What is required: Extract the lines that carry the string "amount" from the listing.

Data shown:
#####

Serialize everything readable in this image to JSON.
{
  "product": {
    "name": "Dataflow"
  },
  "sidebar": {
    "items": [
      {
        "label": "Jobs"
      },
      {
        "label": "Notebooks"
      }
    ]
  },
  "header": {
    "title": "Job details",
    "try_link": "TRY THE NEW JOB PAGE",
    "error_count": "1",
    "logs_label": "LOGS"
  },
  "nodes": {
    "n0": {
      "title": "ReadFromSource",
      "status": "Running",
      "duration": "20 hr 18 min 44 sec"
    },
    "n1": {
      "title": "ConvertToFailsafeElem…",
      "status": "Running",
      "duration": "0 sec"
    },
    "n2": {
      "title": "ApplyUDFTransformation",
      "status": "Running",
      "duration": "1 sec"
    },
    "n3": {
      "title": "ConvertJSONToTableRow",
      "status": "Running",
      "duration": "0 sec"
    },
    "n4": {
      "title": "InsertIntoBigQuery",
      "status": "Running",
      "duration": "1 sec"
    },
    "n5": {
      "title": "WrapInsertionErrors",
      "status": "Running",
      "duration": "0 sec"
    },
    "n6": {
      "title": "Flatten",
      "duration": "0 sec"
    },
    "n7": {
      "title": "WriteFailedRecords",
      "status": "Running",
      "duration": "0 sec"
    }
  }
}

#####

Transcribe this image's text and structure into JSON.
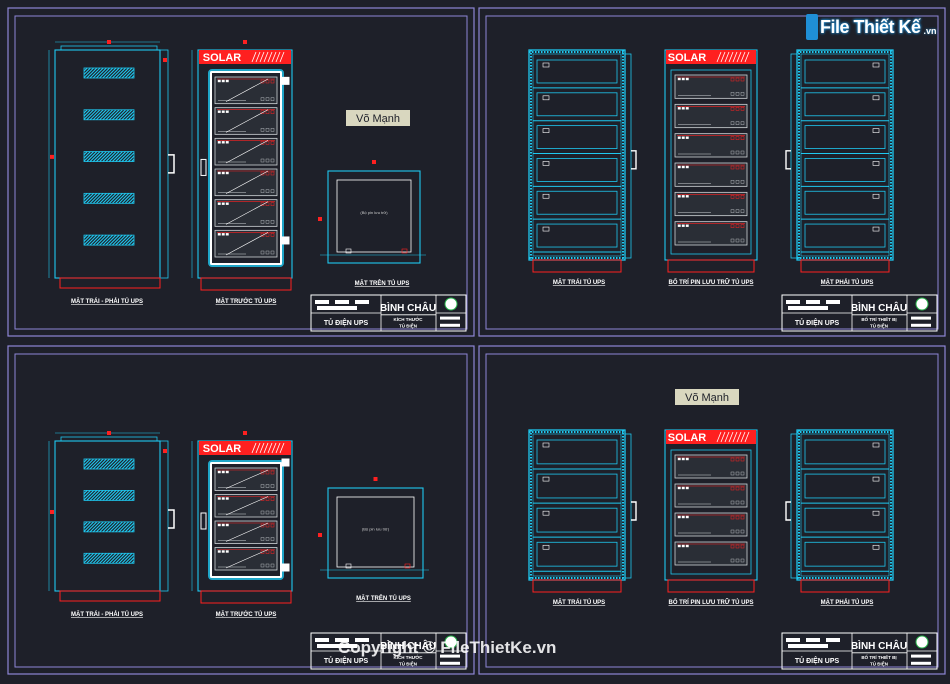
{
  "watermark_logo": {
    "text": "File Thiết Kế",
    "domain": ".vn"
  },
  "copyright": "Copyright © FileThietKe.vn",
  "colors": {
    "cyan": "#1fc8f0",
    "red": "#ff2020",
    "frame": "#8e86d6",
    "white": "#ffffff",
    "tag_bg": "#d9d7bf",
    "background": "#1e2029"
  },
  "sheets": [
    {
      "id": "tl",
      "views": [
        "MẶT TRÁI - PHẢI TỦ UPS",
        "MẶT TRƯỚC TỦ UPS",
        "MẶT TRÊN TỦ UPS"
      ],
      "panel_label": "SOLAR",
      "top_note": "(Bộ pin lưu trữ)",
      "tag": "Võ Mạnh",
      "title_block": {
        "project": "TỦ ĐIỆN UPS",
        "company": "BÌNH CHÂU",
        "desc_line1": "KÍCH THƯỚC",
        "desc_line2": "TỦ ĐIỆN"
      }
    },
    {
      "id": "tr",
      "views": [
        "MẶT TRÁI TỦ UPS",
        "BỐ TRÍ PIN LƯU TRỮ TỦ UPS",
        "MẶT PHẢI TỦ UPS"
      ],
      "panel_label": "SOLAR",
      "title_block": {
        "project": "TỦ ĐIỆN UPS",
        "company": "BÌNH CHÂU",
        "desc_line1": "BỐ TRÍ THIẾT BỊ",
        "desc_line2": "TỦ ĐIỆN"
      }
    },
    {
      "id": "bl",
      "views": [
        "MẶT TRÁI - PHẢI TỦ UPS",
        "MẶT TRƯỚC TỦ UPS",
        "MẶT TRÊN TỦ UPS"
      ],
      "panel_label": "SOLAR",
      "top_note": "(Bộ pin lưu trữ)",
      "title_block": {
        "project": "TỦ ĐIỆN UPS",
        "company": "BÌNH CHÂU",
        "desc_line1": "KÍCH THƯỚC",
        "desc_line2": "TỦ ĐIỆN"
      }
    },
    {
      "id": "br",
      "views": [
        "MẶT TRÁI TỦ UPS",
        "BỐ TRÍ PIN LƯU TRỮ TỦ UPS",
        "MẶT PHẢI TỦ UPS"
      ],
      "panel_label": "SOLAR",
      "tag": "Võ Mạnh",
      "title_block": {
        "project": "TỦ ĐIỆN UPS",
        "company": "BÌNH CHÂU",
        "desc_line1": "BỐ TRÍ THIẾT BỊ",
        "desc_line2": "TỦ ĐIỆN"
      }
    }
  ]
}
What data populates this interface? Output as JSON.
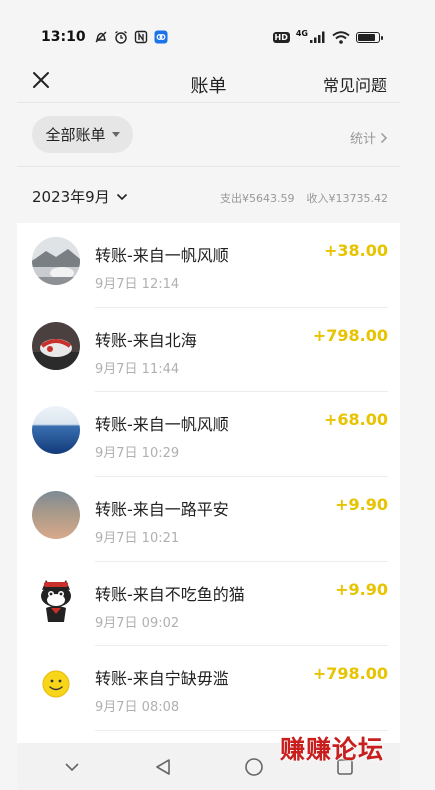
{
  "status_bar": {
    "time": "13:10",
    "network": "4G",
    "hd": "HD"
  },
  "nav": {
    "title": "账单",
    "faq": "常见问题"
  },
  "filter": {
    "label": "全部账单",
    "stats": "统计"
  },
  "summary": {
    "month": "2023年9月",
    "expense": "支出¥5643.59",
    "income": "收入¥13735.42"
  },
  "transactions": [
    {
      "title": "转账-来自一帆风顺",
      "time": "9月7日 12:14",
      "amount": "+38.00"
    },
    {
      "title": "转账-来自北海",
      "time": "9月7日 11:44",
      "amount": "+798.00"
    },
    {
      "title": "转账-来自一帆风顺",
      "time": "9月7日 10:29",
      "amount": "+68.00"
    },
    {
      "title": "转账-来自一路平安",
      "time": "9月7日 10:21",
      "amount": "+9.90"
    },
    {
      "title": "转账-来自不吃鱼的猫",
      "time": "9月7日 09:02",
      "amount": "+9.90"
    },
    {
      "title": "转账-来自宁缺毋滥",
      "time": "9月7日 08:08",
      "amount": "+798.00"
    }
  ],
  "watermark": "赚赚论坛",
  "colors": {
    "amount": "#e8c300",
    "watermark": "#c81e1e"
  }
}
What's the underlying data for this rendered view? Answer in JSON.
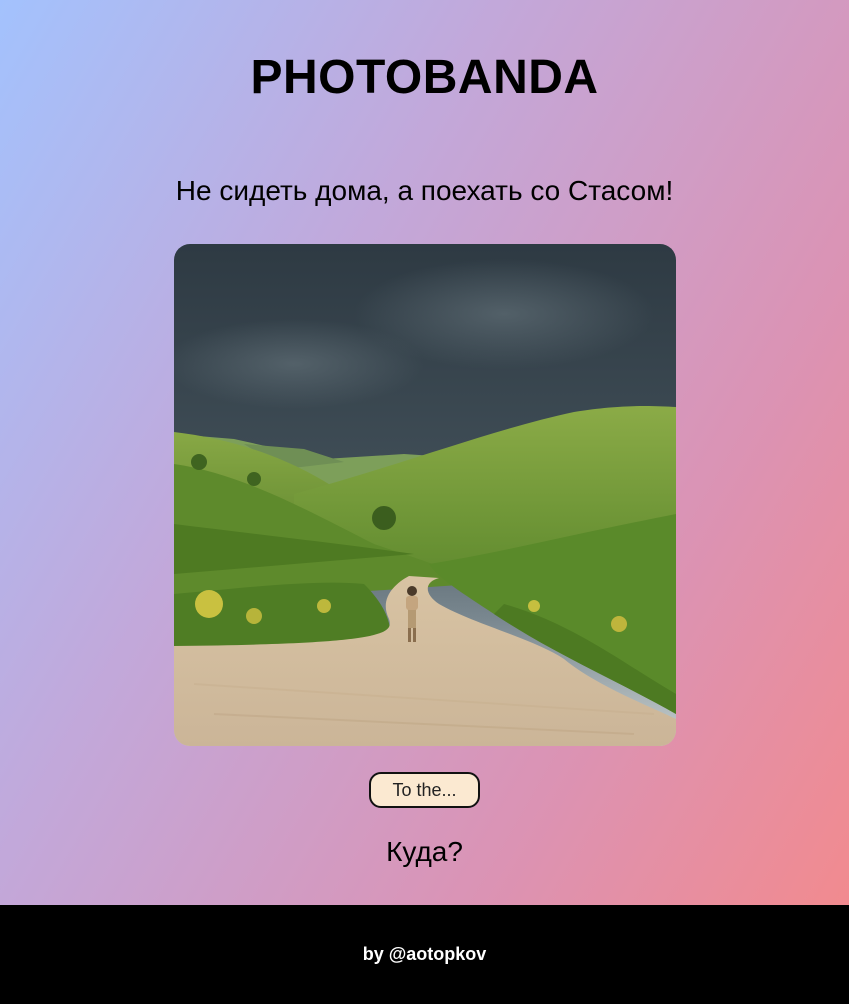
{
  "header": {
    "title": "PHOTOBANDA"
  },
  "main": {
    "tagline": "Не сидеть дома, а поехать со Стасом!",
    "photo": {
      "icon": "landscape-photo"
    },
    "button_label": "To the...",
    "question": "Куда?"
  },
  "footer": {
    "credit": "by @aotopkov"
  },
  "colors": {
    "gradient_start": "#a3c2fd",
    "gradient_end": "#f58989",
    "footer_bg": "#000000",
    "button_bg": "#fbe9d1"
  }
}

#####

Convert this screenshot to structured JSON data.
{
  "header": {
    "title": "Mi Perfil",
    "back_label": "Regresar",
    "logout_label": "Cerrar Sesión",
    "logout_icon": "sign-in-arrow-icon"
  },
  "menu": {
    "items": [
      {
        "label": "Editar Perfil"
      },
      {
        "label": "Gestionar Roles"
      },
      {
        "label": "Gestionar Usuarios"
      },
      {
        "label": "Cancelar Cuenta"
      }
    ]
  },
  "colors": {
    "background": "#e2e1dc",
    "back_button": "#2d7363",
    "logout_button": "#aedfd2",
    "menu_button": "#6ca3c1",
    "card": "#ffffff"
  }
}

#####

The response:
      "amount": "+38.00"
      "amount": "+798.00"
      "amount": "+68.00"
      "amount": "+9.90"
      "amount": "+9.90"
      "amount": "+798.00"
    "amount": "#e8c300",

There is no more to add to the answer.